Task prompt: Give an exact copy of every line, leaving images out.

%%

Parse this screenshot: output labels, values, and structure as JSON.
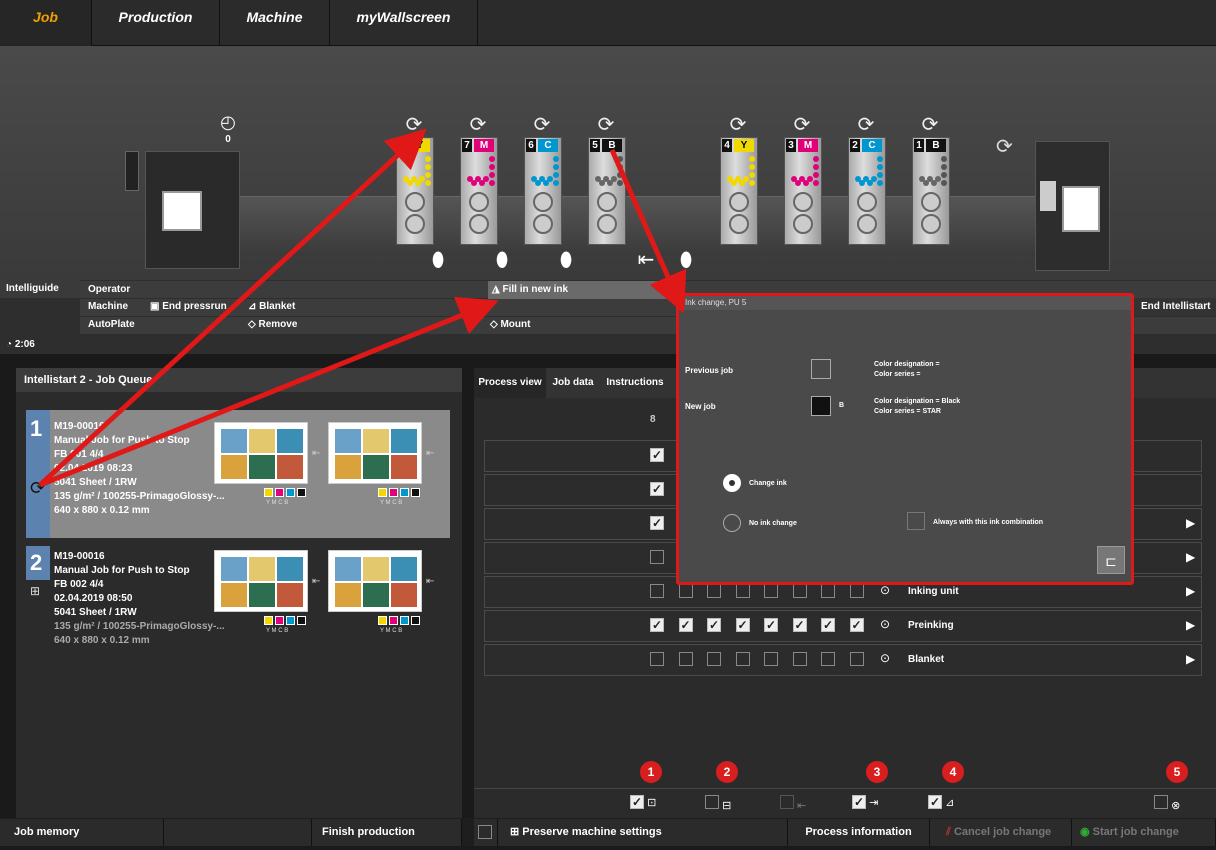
{
  "tabs": [
    "Job",
    "Production",
    "Machine",
    "myWallscreen"
  ],
  "machine": {
    "counter_value": "0",
    "units": [
      {
        "num": "",
        "color": "Y",
        "hex": "#f0d800",
        "text": "#000"
      },
      {
        "num": "7",
        "color": "M",
        "hex": "#e0007a",
        "text": "#fff"
      },
      {
        "num": "6",
        "color": "C",
        "hex": "#0096d0",
        "text": "#fff"
      },
      {
        "num": "5",
        "color": "B",
        "hex": "#111111",
        "text": "#fff"
      },
      {
        "num": "4",
        "color": "Y",
        "hex": "#f0d800",
        "text": "#000"
      },
      {
        "num": "3",
        "color": "M",
        "hex": "#e0007a",
        "text": "#fff"
      },
      {
        "num": "2",
        "color": "C",
        "hex": "#0096d0",
        "text": "#fff"
      },
      {
        "num": "1",
        "color": "B",
        "hex": "#111111",
        "text": "#fff"
      }
    ]
  },
  "intelliguide": {
    "title": "Intelliguide",
    "timer": "2:06",
    "rows": [
      "Operator",
      "Machine",
      "AutoPlate"
    ],
    "end_pressrun": "End pressrun",
    "blanket": "Blanket",
    "remove": "Remove",
    "fill_ink": "Fill in new ink",
    "mount": "Mount",
    "end_intellistart": "End Intellistart"
  },
  "queue": {
    "title": "Intellistart 2 - Job Queue",
    "jobs": [
      {
        "n": "1",
        "id": "M19-00016",
        "name": "Manual Job for Push to Stop",
        "fb": "FB 001  4/4",
        "date": "02.04.2019 08:23",
        "sheets": "5041 Sheet / 1RW",
        "paper": "135 g/m² / 100255-PrimagoGlossy-...",
        "size": "640 x 880 x 0.12 mm"
      },
      {
        "n": "2",
        "id": "M19-00016",
        "name": "Manual Job for Push to Stop",
        "fb": "FB 002  4/4",
        "date": "02.04.2019 08:50",
        "sheets": "5041 Sheet / 1RW",
        "paper": "135 g/m² / 100255-PrimagoGlossy-...",
        "size": "640 x 880 x 0.12 mm"
      }
    ],
    "swatch_label": "Y  M  C  B"
  },
  "process": {
    "tabs": [
      "Process view",
      "Job data",
      "Instructions"
    ],
    "col_header": "8",
    "rows": [
      {
        "label": "",
        "checks": [
          true
        ]
      },
      {
        "label": "",
        "checks": [
          true
        ]
      },
      {
        "label": "",
        "checks": [
          true
        ]
      },
      {
        "label": "",
        "checks": [
          false
        ]
      },
      {
        "label": "Inking unit",
        "checks": [
          false,
          false,
          false,
          false,
          false,
          false,
          false,
          false
        ]
      },
      {
        "label": "Preinking",
        "checks": [
          true,
          true,
          true,
          true,
          true,
          true,
          true,
          true
        ]
      },
      {
        "label": "Blanket",
        "checks": [
          false,
          false,
          false,
          false,
          false,
          false,
          false,
          false
        ]
      }
    ]
  },
  "dialog": {
    "title": "Ink change, PU  5",
    "previous_job": "Previous job",
    "new_job": "New job",
    "prev_desig": "Color designation =",
    "prev_series": "Color series =",
    "new_code": "B",
    "new_desig": "Color designation = Black",
    "new_series": "Color series = STAR",
    "opt_change": "Change ink",
    "opt_none": "No ink change",
    "always": "Always with this ink combination"
  },
  "markers": [
    "1",
    "2",
    "3",
    "4",
    "5"
  ],
  "bottom": {
    "job_memory": "Job memory",
    "finish": "Finish production",
    "preserve": "Preserve machine settings",
    "process_info": "Process information",
    "cancel": "Cancel job change",
    "start": "Start job change"
  }
}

%%

Complete answer:
Parse this screenshot: output labels, values, and structure as JSON.
{
  "tabs": [
    "Job",
    "Production",
    "Machine",
    "myWallscreen"
  ],
  "machine": {
    "counter_value": "0",
    "units": [
      {
        "num": "",
        "color": "Y",
        "hex": "#f0d800",
        "text": "#000"
      },
      {
        "num": "7",
        "color": "M",
        "hex": "#e0007a",
        "text": "#fff"
      },
      {
        "num": "6",
        "color": "C",
        "hex": "#0096d0",
        "text": "#fff"
      },
      {
        "num": "5",
        "color": "B",
        "hex": "#111111",
        "text": "#fff"
      },
      {
        "num": "4",
        "color": "Y",
        "hex": "#f0d800",
        "text": "#000"
      },
      {
        "num": "3",
        "color": "M",
        "hex": "#e0007a",
        "text": "#fff"
      },
      {
        "num": "2",
        "color": "C",
        "hex": "#0096d0",
        "text": "#fff"
      },
      {
        "num": "1",
        "color": "B",
        "hex": "#111111",
        "text": "#fff"
      }
    ]
  },
  "intelliguide": {
    "title": "Intelliguide",
    "timer": "2:06",
    "rows": [
      "Operator",
      "Machine",
      "AutoPlate"
    ],
    "end_pressrun": "End pressrun",
    "blanket": "Blanket",
    "remove": "Remove",
    "fill_ink": "Fill in new ink",
    "mount": "Mount",
    "end_intellistart": "End Intellistart"
  },
  "queue": {
    "title": "Intellistart 2 - Job Queue",
    "jobs": [
      {
        "n": "1",
        "id": "M19-00016",
        "name": "Manual Job for Push to Stop",
        "fb": "FB 001  4/4",
        "date": "02.04.2019 08:23",
        "sheets": "5041 Sheet / 1RW",
        "paper": "135 g/m² / 100255-PrimagoGlossy-...",
        "size": "640 x 880 x 0.12 mm"
      },
      {
        "n": "2",
        "id": "M19-00016",
        "name": "Manual Job for Push to Stop",
        "fb": "FB 002  4/4",
        "date": "02.04.2019 08:50",
        "sheets": "5041 Sheet / 1RW",
        "paper": "135 g/m² / 100255-PrimagoGlossy-...",
        "size": "640 x 880 x 0.12 mm"
      }
    ],
    "swatch_label": "Y  M  C  B"
  },
  "process": {
    "tabs": [
      "Process view",
      "Job data",
      "Instructions"
    ],
    "col_header": "8",
    "rows": [
      {
        "label": "",
        "checks": [
          true
        ]
      },
      {
        "label": "",
        "checks": [
          true
        ]
      },
      {
        "label": "",
        "checks": [
          true
        ]
      },
      {
        "label": "",
        "checks": [
          false
        ]
      },
      {
        "label": "Inking unit",
        "checks": [
          false,
          false,
          false,
          false,
          false,
          false,
          false,
          false
        ]
      },
      {
        "label": "Preinking",
        "checks": [
          true,
          true,
          true,
          true,
          true,
          true,
          true,
          true
        ]
      },
      {
        "label": "Blanket",
        "checks": [
          false,
          false,
          false,
          false,
          false,
          false,
          false,
          false
        ]
      }
    ]
  },
  "dialog": {
    "title": "Ink change, PU  5",
    "previous_job": "Previous job",
    "new_job": "New job",
    "prev_desig": "Color designation =",
    "prev_series": "Color series =",
    "new_code": "B",
    "new_desig": "Color designation = Black",
    "new_series": "Color series = STAR",
    "opt_change": "Change ink",
    "opt_none": "No ink change",
    "always": "Always with this ink combination"
  },
  "markers": [
    "1",
    "2",
    "3",
    "4",
    "5"
  ],
  "bottom": {
    "job_memory": "Job memory",
    "finish": "Finish production",
    "preserve": "Preserve machine settings",
    "process_info": "Process information",
    "cancel": "Cancel job change",
    "start": "Start job change"
  }
}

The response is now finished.